## What is asked
Where does the string "title" appear? Copy every line of the entries below that holds it.

## A block of data
'''

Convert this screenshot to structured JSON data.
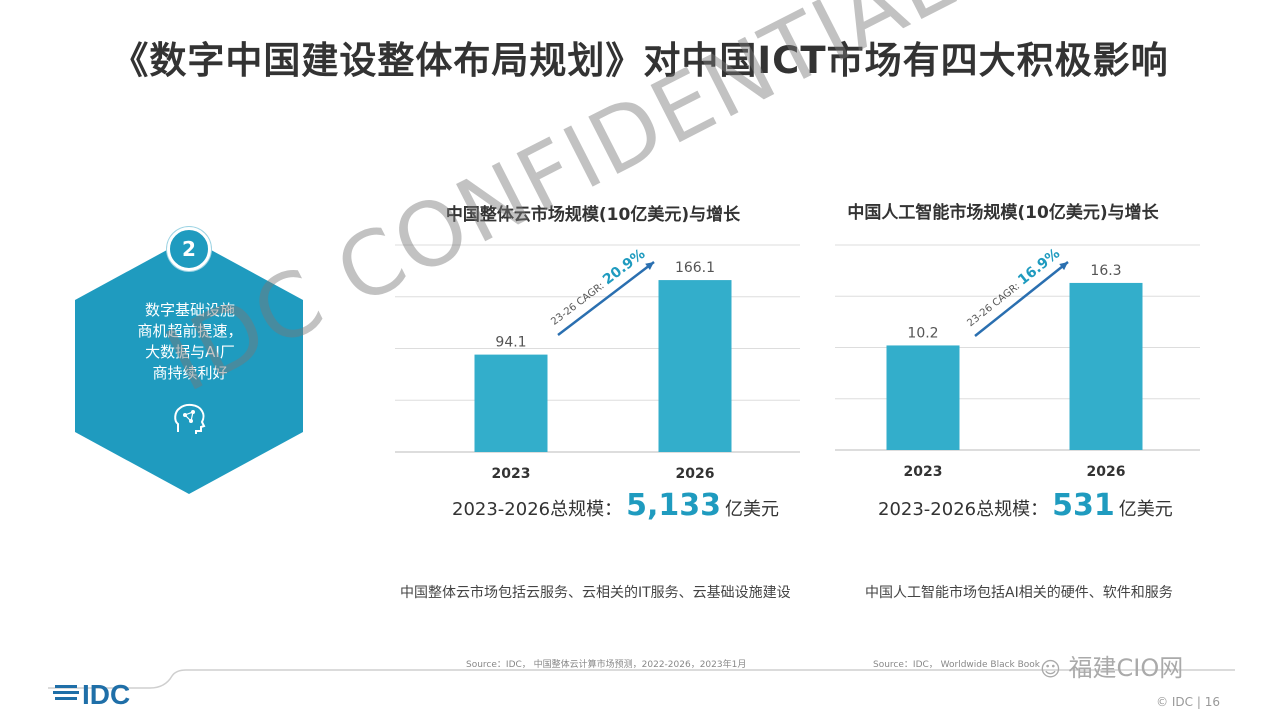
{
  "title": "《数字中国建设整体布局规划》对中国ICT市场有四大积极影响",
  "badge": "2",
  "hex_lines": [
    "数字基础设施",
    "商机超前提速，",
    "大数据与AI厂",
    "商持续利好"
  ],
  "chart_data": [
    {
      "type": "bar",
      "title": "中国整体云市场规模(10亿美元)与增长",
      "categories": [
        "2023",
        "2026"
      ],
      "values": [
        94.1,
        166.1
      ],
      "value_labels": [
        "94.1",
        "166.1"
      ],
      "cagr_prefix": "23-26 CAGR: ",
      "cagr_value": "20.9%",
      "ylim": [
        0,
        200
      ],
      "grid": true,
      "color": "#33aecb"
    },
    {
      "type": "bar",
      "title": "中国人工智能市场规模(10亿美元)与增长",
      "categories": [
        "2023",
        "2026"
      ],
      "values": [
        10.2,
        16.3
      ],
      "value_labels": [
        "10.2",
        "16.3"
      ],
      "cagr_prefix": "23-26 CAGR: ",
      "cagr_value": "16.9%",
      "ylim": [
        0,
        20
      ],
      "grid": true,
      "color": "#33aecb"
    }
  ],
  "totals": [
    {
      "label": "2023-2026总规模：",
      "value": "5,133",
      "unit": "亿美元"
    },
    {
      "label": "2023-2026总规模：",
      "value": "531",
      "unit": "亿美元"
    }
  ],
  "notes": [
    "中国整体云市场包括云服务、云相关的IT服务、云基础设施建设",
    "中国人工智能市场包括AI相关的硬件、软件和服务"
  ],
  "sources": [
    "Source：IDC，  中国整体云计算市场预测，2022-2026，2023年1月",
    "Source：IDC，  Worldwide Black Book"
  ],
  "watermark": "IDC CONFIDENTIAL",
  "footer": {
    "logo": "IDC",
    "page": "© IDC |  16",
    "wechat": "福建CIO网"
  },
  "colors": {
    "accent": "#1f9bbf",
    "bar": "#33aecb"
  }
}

'''

## Answer to the exercise
  "title": "《数字中国建设整体布局规划》对中国ICT市场有四大积极影响",
      "title": "中国整体云市场规模(10亿美元)与增长",
      "title": "中国人工智能市场规模(10亿美元)与增长",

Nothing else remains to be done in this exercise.